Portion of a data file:
▬▬▬▬▬▬

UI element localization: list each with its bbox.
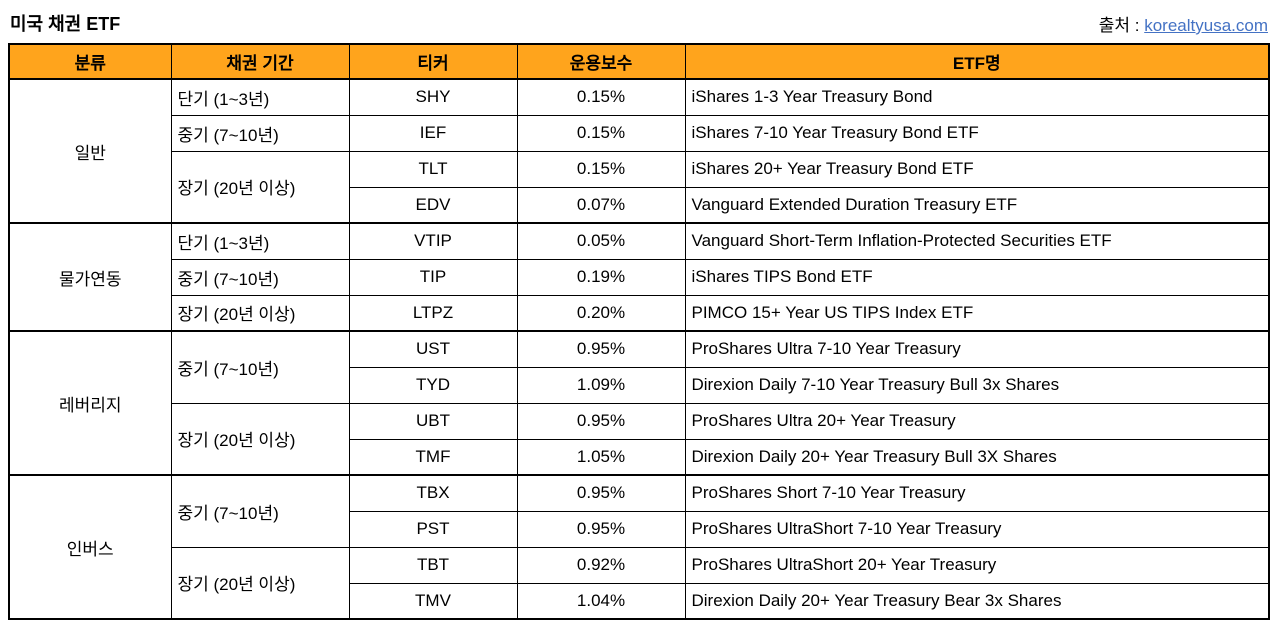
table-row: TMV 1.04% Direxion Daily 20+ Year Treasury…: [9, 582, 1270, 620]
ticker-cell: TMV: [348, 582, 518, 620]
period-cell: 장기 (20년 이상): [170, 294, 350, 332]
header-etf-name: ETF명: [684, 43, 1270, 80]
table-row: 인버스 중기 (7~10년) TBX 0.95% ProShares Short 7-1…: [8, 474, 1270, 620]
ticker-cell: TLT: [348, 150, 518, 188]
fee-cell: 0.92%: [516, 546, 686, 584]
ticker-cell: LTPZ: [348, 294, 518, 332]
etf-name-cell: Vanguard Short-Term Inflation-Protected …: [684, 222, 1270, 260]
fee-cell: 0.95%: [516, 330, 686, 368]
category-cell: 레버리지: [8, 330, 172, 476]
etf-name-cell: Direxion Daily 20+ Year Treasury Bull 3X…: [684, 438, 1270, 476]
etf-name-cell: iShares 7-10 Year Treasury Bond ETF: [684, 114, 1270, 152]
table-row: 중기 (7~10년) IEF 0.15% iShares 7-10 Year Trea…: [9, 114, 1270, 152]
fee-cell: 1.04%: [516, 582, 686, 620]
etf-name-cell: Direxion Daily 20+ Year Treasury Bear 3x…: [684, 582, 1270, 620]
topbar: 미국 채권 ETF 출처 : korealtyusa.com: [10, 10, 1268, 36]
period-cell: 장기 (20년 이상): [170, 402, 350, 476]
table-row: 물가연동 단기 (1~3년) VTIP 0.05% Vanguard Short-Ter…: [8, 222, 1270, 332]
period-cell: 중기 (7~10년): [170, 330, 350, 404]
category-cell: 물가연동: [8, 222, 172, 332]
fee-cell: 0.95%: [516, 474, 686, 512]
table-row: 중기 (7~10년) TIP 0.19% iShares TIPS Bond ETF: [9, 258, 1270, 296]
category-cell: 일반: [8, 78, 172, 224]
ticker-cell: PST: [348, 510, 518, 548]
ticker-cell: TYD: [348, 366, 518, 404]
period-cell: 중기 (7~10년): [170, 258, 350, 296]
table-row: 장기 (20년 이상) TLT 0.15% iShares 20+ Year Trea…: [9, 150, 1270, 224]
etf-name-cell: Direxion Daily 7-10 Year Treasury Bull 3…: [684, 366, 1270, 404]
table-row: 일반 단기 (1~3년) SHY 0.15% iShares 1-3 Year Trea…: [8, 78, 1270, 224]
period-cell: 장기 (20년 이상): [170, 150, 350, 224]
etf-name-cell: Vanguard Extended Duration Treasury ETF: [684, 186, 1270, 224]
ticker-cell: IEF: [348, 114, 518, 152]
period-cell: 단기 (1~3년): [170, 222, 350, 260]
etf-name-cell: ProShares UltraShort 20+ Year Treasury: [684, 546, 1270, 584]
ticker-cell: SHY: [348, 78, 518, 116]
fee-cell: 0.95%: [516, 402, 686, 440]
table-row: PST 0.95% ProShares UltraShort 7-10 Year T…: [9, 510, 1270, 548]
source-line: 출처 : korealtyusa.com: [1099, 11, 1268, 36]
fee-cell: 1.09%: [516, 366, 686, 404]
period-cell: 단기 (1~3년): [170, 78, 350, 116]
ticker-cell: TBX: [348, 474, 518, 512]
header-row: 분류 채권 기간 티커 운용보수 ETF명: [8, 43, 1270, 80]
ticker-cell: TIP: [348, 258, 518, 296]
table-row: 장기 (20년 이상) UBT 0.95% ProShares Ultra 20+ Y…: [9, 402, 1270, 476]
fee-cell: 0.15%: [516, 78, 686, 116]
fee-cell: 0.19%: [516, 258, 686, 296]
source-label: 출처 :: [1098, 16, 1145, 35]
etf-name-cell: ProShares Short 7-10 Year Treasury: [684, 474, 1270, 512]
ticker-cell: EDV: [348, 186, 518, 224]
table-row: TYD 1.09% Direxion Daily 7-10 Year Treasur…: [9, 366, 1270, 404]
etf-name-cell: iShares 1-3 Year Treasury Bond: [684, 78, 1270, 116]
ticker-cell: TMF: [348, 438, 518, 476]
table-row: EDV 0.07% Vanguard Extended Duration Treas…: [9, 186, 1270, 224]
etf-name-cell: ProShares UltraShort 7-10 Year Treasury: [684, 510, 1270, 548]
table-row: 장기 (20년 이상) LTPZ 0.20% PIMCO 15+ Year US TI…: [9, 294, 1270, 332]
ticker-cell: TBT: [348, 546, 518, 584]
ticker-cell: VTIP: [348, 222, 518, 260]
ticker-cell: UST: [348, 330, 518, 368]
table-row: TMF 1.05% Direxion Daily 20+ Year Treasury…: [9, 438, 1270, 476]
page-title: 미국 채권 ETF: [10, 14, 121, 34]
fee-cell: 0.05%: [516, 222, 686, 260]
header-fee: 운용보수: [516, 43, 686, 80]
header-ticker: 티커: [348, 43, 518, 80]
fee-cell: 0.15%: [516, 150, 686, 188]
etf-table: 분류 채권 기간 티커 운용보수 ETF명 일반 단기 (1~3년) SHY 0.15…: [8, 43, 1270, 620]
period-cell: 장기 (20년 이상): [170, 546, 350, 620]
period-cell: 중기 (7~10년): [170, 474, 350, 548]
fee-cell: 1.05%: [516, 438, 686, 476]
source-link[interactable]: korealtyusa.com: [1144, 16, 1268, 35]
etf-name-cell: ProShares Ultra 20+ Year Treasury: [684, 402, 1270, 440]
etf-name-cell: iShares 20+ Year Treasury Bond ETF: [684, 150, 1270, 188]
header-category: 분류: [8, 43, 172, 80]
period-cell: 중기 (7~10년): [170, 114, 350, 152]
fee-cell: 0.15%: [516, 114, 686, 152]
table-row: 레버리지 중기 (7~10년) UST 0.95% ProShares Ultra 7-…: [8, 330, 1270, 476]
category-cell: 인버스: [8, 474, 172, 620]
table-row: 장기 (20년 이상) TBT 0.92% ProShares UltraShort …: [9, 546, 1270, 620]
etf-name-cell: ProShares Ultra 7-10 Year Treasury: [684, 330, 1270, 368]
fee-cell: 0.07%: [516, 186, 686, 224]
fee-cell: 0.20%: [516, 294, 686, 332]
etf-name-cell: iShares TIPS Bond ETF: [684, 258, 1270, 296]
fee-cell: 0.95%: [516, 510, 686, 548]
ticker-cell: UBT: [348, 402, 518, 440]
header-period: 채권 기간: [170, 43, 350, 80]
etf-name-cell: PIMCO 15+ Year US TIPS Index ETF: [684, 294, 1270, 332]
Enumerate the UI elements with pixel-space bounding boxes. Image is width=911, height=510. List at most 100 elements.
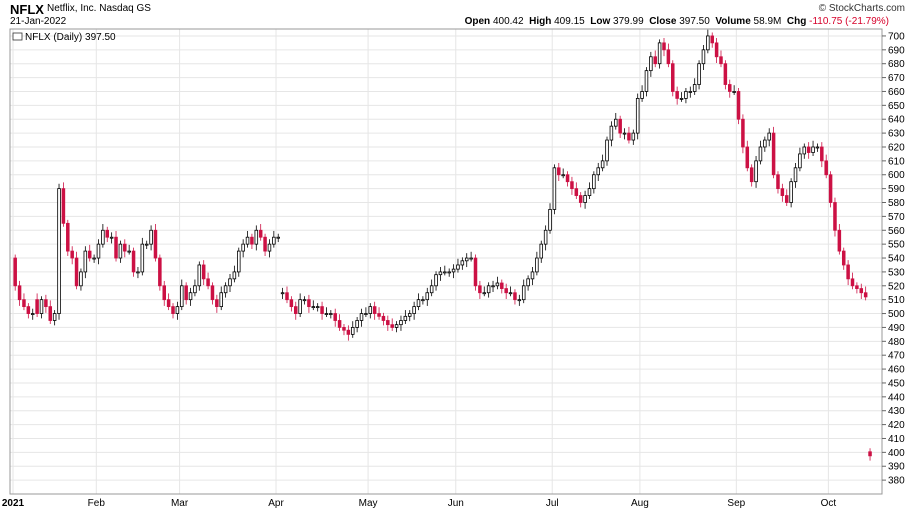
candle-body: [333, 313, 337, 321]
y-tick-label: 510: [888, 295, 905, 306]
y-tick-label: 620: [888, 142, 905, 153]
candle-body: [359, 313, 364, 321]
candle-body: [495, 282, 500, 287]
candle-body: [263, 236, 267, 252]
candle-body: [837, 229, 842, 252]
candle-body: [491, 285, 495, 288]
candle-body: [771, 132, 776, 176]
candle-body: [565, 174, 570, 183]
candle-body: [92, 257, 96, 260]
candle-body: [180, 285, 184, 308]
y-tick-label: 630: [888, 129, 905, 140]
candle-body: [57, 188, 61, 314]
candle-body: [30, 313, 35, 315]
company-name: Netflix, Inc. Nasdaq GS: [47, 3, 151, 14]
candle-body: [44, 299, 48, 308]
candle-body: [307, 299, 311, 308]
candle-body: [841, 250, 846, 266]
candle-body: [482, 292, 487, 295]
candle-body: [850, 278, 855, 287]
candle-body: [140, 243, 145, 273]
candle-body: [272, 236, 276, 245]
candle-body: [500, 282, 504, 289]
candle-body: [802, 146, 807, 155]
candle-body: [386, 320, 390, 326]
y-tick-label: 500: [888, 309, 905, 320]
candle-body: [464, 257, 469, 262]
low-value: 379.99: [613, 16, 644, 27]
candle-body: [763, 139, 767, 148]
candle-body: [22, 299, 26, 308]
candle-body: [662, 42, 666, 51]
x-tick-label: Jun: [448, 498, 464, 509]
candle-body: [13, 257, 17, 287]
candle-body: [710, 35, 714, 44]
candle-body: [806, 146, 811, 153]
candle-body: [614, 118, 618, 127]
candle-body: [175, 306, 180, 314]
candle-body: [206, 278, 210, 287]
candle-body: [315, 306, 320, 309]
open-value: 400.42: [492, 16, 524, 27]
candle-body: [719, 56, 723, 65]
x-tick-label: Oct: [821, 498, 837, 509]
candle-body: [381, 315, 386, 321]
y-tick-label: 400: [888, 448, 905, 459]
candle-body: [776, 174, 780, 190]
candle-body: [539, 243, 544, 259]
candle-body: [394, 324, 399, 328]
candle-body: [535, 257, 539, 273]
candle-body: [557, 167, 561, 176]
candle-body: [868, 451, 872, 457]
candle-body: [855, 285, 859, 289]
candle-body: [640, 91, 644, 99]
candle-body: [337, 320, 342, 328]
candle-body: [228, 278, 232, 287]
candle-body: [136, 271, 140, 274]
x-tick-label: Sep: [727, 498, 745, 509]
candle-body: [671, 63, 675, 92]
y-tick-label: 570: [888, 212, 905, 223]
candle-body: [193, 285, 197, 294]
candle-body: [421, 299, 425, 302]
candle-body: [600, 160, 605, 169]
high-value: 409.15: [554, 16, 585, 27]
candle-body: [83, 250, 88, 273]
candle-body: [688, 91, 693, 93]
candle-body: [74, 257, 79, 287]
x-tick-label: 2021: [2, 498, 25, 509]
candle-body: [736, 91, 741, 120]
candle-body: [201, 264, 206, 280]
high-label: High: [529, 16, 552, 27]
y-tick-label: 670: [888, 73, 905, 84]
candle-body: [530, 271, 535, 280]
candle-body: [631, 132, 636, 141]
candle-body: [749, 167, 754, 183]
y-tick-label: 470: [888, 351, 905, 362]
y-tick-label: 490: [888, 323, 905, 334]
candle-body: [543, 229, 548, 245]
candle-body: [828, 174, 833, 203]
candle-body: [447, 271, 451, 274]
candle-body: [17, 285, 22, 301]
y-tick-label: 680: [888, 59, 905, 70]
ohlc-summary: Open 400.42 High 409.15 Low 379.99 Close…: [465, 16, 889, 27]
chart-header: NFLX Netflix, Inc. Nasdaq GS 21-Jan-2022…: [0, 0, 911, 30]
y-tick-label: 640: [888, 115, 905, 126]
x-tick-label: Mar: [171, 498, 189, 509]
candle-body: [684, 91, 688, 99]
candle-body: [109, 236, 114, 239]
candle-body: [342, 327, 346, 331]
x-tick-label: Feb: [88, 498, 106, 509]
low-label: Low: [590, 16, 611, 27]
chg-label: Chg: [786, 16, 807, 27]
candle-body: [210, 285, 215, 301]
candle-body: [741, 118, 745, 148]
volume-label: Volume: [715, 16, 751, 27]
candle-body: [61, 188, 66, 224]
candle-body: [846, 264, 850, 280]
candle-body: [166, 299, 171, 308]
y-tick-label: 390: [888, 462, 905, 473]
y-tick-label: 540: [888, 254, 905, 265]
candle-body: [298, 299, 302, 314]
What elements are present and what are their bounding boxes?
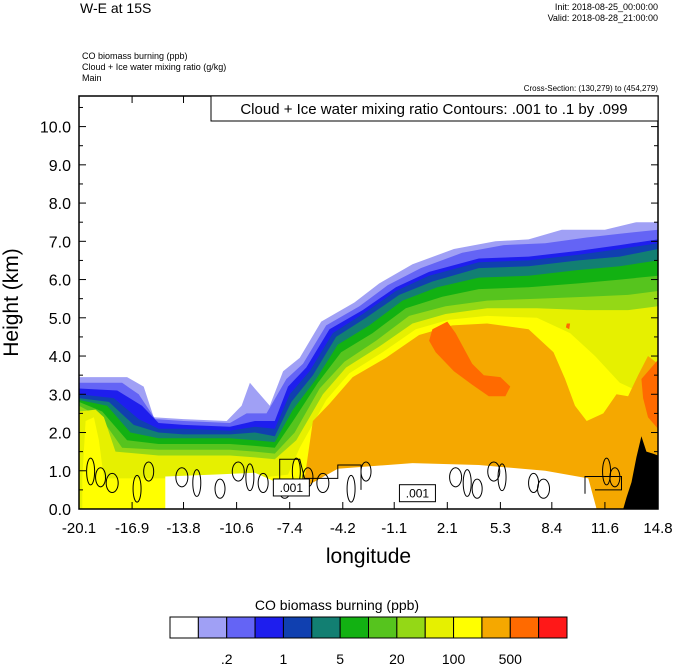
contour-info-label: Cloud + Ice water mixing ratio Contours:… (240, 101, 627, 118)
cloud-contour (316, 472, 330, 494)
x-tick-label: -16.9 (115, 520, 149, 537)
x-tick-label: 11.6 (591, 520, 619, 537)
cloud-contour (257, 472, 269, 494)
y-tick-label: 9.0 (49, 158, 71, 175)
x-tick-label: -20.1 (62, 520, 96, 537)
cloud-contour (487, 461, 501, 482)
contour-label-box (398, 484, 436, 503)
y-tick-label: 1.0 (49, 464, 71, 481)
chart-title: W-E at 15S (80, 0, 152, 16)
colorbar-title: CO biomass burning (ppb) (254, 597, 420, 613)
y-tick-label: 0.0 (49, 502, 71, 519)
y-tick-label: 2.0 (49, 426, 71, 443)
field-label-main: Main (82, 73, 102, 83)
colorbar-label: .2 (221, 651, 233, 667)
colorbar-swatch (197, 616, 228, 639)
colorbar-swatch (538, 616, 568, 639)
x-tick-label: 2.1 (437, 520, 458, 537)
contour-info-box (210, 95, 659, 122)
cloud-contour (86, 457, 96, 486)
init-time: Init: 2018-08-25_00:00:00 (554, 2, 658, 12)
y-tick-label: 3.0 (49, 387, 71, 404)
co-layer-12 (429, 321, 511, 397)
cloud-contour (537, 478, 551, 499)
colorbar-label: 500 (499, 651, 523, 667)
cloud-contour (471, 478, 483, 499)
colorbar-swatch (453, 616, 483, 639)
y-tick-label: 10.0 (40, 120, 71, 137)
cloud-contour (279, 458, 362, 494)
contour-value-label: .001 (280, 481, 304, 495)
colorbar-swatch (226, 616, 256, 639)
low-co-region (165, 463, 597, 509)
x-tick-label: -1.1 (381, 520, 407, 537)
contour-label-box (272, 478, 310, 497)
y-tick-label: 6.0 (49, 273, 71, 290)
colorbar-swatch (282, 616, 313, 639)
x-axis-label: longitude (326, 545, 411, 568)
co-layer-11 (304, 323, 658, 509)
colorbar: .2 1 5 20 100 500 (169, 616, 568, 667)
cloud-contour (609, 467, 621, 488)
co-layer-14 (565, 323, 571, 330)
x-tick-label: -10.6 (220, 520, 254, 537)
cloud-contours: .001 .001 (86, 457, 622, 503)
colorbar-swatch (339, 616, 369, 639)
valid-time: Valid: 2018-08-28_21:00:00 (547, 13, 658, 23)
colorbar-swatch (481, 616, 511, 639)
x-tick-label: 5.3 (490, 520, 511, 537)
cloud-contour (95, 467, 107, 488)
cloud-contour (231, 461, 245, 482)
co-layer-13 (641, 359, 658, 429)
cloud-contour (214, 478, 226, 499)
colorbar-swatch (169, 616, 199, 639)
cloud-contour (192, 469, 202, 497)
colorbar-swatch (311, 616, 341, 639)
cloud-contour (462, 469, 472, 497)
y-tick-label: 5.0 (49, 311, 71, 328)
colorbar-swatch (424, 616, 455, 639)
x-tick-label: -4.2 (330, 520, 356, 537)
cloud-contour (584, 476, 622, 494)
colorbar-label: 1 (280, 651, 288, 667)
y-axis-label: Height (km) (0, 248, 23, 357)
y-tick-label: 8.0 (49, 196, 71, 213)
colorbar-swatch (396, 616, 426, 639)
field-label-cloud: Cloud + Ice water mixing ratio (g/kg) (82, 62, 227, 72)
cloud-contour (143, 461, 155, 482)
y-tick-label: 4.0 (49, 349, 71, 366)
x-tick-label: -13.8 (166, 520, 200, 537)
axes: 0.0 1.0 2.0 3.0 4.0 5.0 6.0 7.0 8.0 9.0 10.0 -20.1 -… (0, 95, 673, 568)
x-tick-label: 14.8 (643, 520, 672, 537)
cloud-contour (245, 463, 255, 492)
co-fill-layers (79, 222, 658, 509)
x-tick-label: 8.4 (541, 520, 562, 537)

▬▬▬▬▬▬

YOUR OBJECTIVE
Express the stretch of lines from the one containing "contour-info-label: Cloud +" through the one containing "contour-label-box (398, 484, 436, 503)" as a Markdown table with the columns Row and Entry. Number each line in Row, put the line itself in Entry, and omit any blank lines.

SOLUTION FOR THIS EXERCISE
| Row | Entry |
|---|---|
| 1 | contour-info-label: Cloud + Ice water mixing ratio Contours:… (240, 101, 627, 118) |
| 2 | cloud-contour (316, 472, 330, 494) |
| 3 | x-tick-label: -16.9 (115, 520, 149, 537) |
| 4 | x-tick-label: 11.6 (591, 520, 619, 537) |
| 5 | cloud-contour (257, 472, 269, 494) |
| 6 | y-tick-label: 9.0 (49, 158, 71, 175) |
| 7 | x-tick-label: -20.1 (62, 520, 96, 537) |
| 8 | cloud-contour (487, 461, 501, 482) |
| 9 | contour-label-box (398, 484, 436, 503) |